Job:
Copy the items from the start up to and including the line with "candle-body xyxy=(545,153,548,155)", swapping "date-label" for "time-label" and leaving everything else unchanged.
### Provided records ###
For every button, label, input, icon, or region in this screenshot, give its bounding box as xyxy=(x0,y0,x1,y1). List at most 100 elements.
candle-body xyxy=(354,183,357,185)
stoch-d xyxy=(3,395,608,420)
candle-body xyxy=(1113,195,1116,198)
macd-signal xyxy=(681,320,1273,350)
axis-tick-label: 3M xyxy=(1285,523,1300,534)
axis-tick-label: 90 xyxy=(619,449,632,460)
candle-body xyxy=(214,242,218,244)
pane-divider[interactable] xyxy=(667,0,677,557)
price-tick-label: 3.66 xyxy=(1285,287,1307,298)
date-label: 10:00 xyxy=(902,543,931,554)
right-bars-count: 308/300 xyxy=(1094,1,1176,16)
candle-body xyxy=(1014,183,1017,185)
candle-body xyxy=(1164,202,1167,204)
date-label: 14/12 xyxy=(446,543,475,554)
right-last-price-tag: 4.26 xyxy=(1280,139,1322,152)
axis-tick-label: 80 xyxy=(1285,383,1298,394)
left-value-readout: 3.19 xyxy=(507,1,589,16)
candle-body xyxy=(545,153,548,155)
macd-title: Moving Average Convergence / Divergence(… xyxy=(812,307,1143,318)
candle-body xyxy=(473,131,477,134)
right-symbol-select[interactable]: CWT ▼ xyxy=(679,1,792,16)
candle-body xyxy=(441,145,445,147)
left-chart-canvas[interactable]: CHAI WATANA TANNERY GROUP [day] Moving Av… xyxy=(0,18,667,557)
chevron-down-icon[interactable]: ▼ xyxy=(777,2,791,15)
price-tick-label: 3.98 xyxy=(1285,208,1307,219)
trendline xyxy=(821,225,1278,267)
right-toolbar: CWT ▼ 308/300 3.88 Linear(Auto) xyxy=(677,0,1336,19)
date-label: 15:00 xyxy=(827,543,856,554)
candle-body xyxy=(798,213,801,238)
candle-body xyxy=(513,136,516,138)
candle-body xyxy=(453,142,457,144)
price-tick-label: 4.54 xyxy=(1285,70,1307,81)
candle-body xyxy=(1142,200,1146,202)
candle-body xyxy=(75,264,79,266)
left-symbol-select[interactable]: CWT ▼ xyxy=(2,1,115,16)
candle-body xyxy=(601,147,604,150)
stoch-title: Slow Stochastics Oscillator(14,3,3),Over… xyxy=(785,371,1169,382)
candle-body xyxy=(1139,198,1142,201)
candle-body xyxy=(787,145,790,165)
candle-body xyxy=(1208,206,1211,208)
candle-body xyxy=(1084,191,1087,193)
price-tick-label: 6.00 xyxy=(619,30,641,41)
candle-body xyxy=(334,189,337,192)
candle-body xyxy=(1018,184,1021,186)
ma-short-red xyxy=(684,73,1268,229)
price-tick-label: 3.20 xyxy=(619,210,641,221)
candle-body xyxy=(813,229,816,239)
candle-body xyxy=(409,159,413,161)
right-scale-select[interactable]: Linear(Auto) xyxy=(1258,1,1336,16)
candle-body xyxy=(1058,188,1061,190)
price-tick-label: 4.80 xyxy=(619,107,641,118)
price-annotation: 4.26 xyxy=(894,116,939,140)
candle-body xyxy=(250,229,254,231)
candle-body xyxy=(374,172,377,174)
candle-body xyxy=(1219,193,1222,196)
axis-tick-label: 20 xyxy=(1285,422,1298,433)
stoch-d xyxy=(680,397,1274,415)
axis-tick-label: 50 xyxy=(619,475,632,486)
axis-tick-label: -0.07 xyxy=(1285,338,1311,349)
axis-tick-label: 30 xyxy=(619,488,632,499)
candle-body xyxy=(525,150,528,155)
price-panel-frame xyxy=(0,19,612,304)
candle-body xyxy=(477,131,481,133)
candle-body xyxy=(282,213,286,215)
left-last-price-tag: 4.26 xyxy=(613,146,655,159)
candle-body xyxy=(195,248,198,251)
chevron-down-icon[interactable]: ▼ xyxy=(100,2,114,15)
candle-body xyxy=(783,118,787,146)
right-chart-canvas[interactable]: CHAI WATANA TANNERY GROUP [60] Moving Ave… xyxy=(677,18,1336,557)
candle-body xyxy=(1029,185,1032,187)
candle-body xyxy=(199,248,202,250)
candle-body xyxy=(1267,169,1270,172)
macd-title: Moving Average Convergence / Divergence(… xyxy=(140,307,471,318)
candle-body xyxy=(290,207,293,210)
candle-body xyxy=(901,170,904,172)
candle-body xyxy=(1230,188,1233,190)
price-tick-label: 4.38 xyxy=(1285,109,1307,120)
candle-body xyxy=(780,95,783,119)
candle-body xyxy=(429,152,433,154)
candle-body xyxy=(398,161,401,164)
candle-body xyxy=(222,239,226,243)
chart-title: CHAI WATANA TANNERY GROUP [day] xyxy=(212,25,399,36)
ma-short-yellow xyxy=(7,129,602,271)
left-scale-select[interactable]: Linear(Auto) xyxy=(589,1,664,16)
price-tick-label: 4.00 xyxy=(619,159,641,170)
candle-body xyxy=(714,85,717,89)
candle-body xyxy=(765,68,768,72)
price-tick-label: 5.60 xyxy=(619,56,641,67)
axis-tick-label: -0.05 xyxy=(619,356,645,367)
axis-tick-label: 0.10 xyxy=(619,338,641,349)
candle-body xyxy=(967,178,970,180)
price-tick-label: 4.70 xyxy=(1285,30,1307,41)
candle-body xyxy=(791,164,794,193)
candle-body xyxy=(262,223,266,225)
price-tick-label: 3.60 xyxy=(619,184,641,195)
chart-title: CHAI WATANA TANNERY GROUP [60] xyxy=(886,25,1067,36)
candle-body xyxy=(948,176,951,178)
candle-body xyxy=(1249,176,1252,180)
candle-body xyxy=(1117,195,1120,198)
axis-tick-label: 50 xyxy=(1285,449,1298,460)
###
Task result:
For every button, label, input, icon, or region in this screenshot, give its bounding box as xyxy=(x0,y0,x1,y1). List at most 100 elements.
candle-body xyxy=(354,183,357,185)
stoch-d xyxy=(3,395,608,420)
candle-body xyxy=(1113,195,1116,198)
macd-signal xyxy=(681,320,1273,350)
axis-tick-label: 3M xyxy=(1285,523,1300,534)
axis-tick-label: 90 xyxy=(619,449,632,460)
candle-body xyxy=(214,242,218,244)
pane-divider[interactable] xyxy=(667,0,677,557)
price-tick-label: 3.66 xyxy=(1285,287,1307,298)
time-label: 10:00 xyxy=(902,543,931,554)
right-bars-count: 308/300 xyxy=(1094,1,1176,16)
candle-body xyxy=(1014,183,1017,185)
candle-body xyxy=(1164,202,1167,204)
time-label: 14/12 xyxy=(446,543,475,554)
right-last-price-tag: 4.26 xyxy=(1280,139,1322,152)
axis-tick-label: 80 xyxy=(1285,383,1298,394)
left-value-readout: 3.19 xyxy=(507,1,589,16)
candle-body xyxy=(545,153,548,155)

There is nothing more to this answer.